DOCUMENT EXTRACT:
• Sourcing Solutions
  • Services & Membership
  • Help & Community
Buyer Community> Trade Intelligence> policy> India Regulatory Brief: New Medical Device Regulations for 2015, GDP Growth Revised
Source: DSA DSA

India Regulatory Brief: New Medical Device Regulations for 2015, GDP Growth Revised

Published: 03 Feb 2015 22:08:21 PST

Regulatory brief logo

India’s Medical Devices Regulations Set to Change in 2015

India’s health ministry has released a proposed draft of the Drugs and Cosmetics (Amendment) Bill. Set to be submitted to parliament for approval later this year, the new legislation would align India’s regulations with the European Medical Device Directives.

In addition to updated definitions, the new legislation would simplify import procedures and affect change across many areas including: manufacturing, sales, distribution and clinical trial of medical devices. Furthermore, a Medical Devices Technical Advisory Board would be established to manage any technical and administrative issues that may arise.

The draft has been publicly disclosed for comment by stakeholders from industry, government, and the general public.

Related Link Icon-IBRELATED: Investing in India’s Medical Devices Industry
GDP Growth Revised by Almost 50 Percent

India’s official GDP growth in the 2013-14 financial year has jumped from 4.7 percent to 6.9 percent after India’s main statistical body revised the formula it uses to measure economic output. The most significant change is a “base year” revision that shifts the reference year for measuring inflation adjusted growth from 2004-05 to 2011-12. This brings India more in line with global standards by measuring the economy at market prices and tracking consumer rather than wholesale inflation. Other changes include new data sources that add under-represented and informal sectors as well as smartphones and LED television sets to GDP. India growth for the 2012-13 financial year was also revised up from 4.7 percent to 5.1 percent

Some in the government have predicted that the change will help bring down the country’s fiscal deficit as a share of GDP. However, chief statistician T.C.A. Anant has said that the overall size of India’s economy hasn’t changed enough to shift the ratio significantly.

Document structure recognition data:
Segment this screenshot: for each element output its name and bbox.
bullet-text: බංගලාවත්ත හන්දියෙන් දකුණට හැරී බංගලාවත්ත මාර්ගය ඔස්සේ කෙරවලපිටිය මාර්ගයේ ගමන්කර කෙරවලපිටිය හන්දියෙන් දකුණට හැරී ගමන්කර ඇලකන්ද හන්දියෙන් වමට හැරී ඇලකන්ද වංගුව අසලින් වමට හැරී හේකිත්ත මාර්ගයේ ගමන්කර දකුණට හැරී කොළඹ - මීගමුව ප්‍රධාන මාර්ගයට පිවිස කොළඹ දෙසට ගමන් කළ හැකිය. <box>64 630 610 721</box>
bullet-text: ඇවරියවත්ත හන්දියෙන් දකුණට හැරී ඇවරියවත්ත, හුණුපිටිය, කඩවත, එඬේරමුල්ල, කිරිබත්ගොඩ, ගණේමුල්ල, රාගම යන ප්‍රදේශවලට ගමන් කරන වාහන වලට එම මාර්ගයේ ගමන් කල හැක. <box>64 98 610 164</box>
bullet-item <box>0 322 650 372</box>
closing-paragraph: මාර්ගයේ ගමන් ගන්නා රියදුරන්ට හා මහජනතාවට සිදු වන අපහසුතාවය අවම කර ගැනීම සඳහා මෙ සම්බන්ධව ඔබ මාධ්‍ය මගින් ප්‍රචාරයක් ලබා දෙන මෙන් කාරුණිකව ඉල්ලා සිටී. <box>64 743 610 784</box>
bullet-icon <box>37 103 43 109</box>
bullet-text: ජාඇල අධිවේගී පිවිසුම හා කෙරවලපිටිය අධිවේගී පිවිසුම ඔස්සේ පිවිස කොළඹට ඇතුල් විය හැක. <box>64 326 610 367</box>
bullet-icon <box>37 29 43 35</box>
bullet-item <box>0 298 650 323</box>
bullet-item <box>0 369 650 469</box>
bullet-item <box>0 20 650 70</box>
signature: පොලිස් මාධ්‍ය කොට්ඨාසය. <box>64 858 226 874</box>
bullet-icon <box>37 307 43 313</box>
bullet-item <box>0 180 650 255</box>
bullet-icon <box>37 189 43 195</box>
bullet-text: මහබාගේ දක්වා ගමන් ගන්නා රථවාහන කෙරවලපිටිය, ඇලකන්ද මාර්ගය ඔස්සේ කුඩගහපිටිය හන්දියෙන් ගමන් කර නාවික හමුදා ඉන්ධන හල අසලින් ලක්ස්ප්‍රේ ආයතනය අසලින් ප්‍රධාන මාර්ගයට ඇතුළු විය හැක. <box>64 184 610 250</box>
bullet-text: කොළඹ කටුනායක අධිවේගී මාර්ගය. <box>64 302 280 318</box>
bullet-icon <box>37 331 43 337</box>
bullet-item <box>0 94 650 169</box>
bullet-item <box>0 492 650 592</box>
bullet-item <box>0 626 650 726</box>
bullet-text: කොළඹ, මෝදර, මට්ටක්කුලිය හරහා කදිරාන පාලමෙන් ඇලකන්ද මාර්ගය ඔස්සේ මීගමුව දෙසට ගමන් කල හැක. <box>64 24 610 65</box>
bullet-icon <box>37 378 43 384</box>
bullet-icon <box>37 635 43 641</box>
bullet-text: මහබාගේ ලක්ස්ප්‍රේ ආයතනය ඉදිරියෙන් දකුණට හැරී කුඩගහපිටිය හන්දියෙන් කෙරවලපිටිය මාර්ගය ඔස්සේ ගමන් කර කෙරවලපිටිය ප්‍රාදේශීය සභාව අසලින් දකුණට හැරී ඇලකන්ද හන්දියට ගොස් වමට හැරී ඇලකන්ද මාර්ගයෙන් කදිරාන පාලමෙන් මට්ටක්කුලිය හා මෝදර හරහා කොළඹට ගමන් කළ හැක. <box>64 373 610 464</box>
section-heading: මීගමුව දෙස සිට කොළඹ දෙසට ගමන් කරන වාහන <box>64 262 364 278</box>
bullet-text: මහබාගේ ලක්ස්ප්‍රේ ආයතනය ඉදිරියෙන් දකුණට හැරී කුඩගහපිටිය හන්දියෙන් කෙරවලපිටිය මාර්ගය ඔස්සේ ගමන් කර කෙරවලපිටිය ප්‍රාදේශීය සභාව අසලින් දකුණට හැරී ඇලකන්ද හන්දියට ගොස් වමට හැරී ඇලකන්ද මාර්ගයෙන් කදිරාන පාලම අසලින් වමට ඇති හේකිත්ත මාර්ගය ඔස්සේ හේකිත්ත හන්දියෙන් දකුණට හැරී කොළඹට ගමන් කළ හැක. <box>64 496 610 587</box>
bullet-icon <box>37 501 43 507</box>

WORK REQUEST: Write the next part of the India regulatory brief on medical device rules and GDP revision, starting after its final sentence. This data has no connection to the India regulatory brief.

OUTPUT FOR THIS TASK:
Online Pharmacies to see Stricter Regulations

Several state governments in India are investigating the illegal trade of prescription medication via online pharmacies with a view to tightening regulations. The existing regulations, in conjunction with the country’s rising e-commerce industry, have led to a dramatic increase in the number of online pharmacies. Consequently, dangerous prescription drugs are readily available in India, with more than 40,000 listings online.

The Maharashtra Food and Drug Administration (MFDA) have urged the central government to formulate policy regulating the operation of online pharmacies in India. Recent investigations by MFDA found more than 20 illegal online pharmacies operating in India. In addition, the MFDA has raided 27 online pharmacies located in Mumbai, Thane and Pune and seized drugs worth over US$300 thousand.

If properly regulated, the online pharmacy business could be of significant benefit to India. Any new regulations will likely entail new operating procedures for legitimate enterprises, and inspire similar legislation in other states.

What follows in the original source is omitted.